ЦЕЛЬ ЗАДАНИЯ: Продолжите отрывок о религиозности Пушкина, начав сразу после его последней фразы.

Из сказанного следует, что "кощунства" Пушкина вообще не должны итти в счет при определении его подлинного, серьезного образа мыслей и чувств в отношении религии. С другой стороны, мы имеем все основания при уяснении религиозности Пушкина принимать в расчет, как автобиографический материал, все серьезные произведения поэзии Пушкина. Пушкин, как справедливо указал Гершензон, был существом необычайно правдивым, и в своем поэтическом творчестве он просто не мог ничего "выдумать", чего он не знал по собственному духовному опыту; художественная способность "перевоплощения", сочувственного изображения чужих духовных состояний основана у него именно на широте его собственного духовного опыта. Так, подражания Корану, "Песне песней", отрывок "Юдифь", образы средневековой западной религиозности и образы русской религиозности Пушкина представляются просто немыслимыми вне сочувственного религиозного восприятия и переживания этих тем. Спор об "автобиографичности" поэзии Пушкина (21) запутан и заведен в тупик поверхностным и примитивным представлением о смысле "автобиографичности" как у ее сторонников, так и у ее противников. Поэзия Пушкина, конечно, не есть безукоризненно точный и достаточный источник для внешней биографии поэта, которою доселе более всего интересовались пушкиноведы; в противном случае пришлось бы отрицать не более и не менее, как наличие поэтического творчества у Пушкина. Но она вместе тем есть вполне автентичное свидетельство содержания его духовной жизни; к тому же для преобладающего большинства ровных мотивов поэзии Пушкина можно найти подтверждающие их места из автобиографических признаний и собственных (прозаических) мыслей Пушкина.
Известно, что в детстве и ранней юности Пушкин воспитался под влиянием французской литературы 18-го века и разделял его общее мировоззрение. "Фернейский злой крикун", "седой шалун", Вольтер для него не только "поэт в поэтах первый" "единственный старик", который "везде велик" (Городок, 1814). Среда, в которой вращался Пушкин в то время - в лицейскую эпоху и в Петербурге до своей высылки - поскольку вообще имела "мировоззрение", также была проникнута настроением просветительского эпикуреизма в духе французской литературы 18-го века. Вряд ли, однако, и в то время дух этот сколько-нибудь серьезно и глубоко определял идеи Пушкина. Ему уже тогда противоречили некоторые основные тенденции, определяющие собственный духовный склад Пушкина - доселе, кажется недостаточно учитываемые его биографами. Мы насчитываем три такие основные тенденции: склонность к трагическому жизнеощущению, религиозное восприятие красоты и художественного творчества, и стремление к тайной, скрытой от людей духовной умудренности. Коснемся вкратце каждого из этих мотивов.

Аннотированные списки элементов

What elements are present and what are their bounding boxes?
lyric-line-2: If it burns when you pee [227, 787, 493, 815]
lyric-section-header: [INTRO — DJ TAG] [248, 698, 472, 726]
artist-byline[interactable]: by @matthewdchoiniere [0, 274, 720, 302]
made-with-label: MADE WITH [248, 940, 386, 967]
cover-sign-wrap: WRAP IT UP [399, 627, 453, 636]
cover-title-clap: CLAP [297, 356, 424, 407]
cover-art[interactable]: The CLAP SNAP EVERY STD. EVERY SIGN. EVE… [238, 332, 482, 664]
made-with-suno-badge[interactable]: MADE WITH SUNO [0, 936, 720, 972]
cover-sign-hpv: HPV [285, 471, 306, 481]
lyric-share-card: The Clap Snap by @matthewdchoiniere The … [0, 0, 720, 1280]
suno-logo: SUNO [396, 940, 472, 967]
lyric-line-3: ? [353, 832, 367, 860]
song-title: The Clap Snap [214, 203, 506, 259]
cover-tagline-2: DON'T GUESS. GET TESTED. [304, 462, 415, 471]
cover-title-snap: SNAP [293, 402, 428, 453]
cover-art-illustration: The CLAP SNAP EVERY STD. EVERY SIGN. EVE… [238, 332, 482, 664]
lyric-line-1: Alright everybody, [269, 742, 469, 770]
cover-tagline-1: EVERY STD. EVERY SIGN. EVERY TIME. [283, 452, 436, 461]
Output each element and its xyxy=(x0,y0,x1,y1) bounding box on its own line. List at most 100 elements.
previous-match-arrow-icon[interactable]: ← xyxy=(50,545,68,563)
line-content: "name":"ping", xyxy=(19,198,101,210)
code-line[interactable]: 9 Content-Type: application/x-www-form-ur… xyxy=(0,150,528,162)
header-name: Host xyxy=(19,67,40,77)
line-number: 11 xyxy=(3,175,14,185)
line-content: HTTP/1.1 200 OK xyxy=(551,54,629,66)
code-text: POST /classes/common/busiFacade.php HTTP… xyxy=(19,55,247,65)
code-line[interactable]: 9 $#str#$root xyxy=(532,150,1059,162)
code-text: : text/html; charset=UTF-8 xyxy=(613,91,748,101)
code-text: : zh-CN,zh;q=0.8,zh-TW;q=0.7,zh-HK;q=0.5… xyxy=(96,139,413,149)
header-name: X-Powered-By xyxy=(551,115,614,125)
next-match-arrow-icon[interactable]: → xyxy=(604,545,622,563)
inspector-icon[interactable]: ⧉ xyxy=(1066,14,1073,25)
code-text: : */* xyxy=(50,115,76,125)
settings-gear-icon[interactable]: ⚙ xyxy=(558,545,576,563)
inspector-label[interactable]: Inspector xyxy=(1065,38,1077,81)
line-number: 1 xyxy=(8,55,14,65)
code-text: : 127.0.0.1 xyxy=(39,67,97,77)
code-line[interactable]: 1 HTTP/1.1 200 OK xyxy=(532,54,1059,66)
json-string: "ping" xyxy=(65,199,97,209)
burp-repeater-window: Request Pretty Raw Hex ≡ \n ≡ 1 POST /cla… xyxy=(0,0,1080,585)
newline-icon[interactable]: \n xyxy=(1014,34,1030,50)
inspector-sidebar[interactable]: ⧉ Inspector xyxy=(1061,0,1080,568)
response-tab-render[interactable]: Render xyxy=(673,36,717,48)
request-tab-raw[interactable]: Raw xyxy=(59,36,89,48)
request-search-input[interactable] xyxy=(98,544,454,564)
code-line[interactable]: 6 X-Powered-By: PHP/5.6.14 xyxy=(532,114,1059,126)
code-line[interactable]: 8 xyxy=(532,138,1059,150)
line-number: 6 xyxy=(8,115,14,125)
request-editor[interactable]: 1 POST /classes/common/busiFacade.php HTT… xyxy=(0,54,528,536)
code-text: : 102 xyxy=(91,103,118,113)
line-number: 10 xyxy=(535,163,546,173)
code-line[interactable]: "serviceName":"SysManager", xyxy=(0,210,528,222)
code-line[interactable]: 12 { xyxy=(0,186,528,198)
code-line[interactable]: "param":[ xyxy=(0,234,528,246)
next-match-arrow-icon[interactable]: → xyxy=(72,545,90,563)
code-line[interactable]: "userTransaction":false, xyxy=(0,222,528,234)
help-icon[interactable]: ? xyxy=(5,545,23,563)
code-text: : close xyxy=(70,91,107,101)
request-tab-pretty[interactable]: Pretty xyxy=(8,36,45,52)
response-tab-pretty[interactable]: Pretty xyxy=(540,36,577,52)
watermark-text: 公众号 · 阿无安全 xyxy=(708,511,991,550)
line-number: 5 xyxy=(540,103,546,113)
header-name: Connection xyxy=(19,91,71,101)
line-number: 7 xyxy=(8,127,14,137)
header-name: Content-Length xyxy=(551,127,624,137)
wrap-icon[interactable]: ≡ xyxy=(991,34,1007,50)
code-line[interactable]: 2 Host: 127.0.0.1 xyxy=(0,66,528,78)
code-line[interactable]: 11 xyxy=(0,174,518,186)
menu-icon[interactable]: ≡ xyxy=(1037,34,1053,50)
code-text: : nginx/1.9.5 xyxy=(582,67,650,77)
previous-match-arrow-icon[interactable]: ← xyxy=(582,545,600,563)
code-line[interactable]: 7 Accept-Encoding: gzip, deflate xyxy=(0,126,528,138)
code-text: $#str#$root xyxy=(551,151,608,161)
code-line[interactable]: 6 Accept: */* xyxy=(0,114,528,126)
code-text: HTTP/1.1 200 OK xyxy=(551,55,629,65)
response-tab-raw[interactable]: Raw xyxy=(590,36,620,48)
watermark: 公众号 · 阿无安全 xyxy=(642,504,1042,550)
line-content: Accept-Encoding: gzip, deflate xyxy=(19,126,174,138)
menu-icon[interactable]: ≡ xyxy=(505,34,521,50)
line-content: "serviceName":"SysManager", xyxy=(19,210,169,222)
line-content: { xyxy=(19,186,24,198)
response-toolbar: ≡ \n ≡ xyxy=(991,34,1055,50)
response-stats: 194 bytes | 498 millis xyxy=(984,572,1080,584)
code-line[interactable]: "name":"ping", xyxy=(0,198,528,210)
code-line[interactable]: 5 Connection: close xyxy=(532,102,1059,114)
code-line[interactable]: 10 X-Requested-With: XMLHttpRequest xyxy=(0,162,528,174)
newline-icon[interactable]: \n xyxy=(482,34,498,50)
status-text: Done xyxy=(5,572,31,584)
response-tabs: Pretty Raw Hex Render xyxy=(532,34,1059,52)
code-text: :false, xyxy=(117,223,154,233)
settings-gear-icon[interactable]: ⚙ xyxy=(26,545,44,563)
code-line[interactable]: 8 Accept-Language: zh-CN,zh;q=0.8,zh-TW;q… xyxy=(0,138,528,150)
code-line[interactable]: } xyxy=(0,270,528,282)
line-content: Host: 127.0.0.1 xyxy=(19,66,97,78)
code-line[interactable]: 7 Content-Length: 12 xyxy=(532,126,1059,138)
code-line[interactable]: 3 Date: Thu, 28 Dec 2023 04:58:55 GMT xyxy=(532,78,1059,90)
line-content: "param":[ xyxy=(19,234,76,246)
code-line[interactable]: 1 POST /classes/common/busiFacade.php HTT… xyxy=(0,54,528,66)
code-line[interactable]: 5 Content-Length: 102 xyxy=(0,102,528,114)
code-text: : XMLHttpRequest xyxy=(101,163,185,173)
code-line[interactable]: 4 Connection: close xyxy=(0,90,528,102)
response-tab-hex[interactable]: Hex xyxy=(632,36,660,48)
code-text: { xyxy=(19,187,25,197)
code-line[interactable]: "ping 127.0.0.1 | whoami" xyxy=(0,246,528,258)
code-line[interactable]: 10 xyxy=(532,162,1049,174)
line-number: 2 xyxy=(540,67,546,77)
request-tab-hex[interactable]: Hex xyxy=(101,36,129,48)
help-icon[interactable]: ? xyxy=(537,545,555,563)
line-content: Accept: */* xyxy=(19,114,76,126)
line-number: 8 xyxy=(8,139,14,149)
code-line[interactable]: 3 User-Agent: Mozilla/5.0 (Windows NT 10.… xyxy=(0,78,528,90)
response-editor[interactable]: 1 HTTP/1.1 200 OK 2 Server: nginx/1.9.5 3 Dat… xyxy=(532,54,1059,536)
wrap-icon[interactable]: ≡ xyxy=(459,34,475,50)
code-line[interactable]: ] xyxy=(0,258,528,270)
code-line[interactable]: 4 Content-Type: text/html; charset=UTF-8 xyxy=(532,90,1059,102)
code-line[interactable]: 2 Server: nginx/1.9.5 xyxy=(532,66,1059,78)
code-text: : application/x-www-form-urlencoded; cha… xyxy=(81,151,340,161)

ОЖИДАЕМЫЙ РЕЗУЛЬТАТ:
"Уныньем", "хандрой", "безнадежностью", чувством тоски - словом, трагическим мироощущением полно большинство серьезных лирических стихотворений уже лицейской эпохи. "Дышать уныньем - мой удел", "моя стезя печальна и темна", "вся жизнь моя - печальный мрак ненастья", "душа полна невольной грустной думой", "и ты со мной, о лира, приуныла, наперсница души моей больной, твоей струны печален звон глухой, и лишь тоски ты голос не забыла", "мне в унылой жизни нет отрады тайных наслаждений", "с минут бесчувственных рожденья до нежных юношества лет я все не знаю наслажденья, и счастья в томном сердце нет" - можно было бы исписать десятки страниц подобными цитатами из лицейских стихотворений Пушкина; и было бы непростительно поверхностно видеть в них только литературный прием и отражение моды времени - хотя бы уже потому, что по существу эти настроения сопровождают всю жизнь Пушкина и выражены в самых глубоких и оригинальных уверениях его зрелой лирики (ср. хотя бы его классическую элегию "Безумных лет угасшее веселье"). Истинно русская стихия уныния, тоски и трагизма (свою связь в этом жизнеощущении с национально-русской стихией Пушкин сам ясно сознавал: "от ямщика до первого поэта, мы все поем уныло" - "сказал он позднее) - это необходимое преддверие к религиозному пробуждению души - была в юном Пушкине сильнее поверхностной жизнерадостности французского просветительства.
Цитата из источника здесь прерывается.